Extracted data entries

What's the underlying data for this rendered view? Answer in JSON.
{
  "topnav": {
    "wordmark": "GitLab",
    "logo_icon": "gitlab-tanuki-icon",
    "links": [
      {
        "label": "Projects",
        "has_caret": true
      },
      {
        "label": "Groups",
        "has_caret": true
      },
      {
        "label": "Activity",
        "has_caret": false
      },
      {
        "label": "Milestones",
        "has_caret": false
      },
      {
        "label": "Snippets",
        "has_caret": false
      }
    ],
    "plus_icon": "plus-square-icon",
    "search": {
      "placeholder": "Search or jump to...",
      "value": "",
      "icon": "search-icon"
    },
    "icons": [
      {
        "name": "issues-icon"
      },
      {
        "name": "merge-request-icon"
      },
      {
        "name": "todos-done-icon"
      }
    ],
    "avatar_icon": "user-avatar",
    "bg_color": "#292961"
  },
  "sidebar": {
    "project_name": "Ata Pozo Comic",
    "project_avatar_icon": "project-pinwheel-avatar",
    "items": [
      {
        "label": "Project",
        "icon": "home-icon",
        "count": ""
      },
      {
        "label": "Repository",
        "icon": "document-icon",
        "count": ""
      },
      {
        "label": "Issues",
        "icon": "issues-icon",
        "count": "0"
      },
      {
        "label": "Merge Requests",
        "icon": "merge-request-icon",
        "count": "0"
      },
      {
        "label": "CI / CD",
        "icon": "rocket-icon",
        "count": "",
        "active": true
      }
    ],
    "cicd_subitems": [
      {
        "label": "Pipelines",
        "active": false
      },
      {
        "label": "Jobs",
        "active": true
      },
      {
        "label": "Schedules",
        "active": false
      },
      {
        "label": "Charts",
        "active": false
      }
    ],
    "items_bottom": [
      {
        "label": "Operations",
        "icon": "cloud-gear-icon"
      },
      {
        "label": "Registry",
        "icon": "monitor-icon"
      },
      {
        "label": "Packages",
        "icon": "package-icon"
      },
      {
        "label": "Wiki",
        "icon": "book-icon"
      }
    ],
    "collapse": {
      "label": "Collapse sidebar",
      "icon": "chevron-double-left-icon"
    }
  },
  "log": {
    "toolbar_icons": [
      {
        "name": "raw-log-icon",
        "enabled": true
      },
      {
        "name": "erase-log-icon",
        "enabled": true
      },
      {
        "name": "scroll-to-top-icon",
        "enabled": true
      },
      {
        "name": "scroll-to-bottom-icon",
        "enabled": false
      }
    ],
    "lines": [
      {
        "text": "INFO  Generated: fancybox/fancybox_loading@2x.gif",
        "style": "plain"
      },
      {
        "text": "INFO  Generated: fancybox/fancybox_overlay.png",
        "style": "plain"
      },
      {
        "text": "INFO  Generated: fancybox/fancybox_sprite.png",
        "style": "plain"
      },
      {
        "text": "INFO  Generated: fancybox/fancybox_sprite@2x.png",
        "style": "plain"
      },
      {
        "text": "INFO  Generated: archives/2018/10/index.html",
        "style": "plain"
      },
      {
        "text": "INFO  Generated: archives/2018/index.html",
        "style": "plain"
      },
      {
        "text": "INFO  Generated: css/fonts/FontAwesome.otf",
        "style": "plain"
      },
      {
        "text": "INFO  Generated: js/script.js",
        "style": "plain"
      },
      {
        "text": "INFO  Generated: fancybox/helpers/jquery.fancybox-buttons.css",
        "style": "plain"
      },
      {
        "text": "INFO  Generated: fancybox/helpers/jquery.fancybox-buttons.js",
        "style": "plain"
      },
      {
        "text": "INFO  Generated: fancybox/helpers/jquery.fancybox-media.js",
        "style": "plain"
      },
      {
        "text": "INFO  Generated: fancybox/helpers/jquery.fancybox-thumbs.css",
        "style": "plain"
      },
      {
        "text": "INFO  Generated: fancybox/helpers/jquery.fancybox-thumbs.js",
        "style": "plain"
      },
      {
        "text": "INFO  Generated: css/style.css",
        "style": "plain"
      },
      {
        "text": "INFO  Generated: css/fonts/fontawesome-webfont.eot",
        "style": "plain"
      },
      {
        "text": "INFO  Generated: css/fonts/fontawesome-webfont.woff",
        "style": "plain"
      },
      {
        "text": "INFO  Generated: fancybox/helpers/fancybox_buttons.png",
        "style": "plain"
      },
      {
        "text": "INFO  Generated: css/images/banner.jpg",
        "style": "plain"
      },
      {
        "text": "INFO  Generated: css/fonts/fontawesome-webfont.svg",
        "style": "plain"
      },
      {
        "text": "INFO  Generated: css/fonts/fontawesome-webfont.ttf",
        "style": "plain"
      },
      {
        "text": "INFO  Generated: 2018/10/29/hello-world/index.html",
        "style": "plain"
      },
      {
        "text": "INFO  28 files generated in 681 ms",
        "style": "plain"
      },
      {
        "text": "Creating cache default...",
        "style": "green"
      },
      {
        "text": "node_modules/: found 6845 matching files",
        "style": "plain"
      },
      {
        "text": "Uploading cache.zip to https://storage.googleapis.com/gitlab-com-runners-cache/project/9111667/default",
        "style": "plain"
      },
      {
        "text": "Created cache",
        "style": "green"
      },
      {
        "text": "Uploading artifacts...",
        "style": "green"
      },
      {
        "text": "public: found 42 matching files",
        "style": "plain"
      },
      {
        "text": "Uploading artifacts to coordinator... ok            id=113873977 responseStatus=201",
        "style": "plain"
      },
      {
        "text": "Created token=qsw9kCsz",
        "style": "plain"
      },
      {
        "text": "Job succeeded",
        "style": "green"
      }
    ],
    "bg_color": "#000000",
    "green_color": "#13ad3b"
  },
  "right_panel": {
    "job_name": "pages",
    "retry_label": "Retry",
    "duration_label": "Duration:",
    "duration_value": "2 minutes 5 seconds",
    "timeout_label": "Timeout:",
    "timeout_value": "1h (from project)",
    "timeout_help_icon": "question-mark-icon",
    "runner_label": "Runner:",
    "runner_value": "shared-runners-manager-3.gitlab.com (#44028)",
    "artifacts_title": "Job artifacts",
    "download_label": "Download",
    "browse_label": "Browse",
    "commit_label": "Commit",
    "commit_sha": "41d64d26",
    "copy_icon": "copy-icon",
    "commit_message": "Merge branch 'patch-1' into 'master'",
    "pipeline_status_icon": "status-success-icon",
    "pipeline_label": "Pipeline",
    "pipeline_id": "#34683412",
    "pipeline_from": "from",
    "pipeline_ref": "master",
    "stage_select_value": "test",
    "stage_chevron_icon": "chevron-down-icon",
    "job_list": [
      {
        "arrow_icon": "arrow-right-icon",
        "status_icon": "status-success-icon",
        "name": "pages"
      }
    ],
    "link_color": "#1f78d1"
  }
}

WHAT YOU WILL DO →
Copy all lines from the material that contain "cache".

ANSWER TO THE PROBLEM →
        "text": "Creating cache default...",
        "text": "Uploading cache.zip to https://storage.googleapis.com/gitlab-com-runners-cache/project/9111667/default",
        "text": "Created cache",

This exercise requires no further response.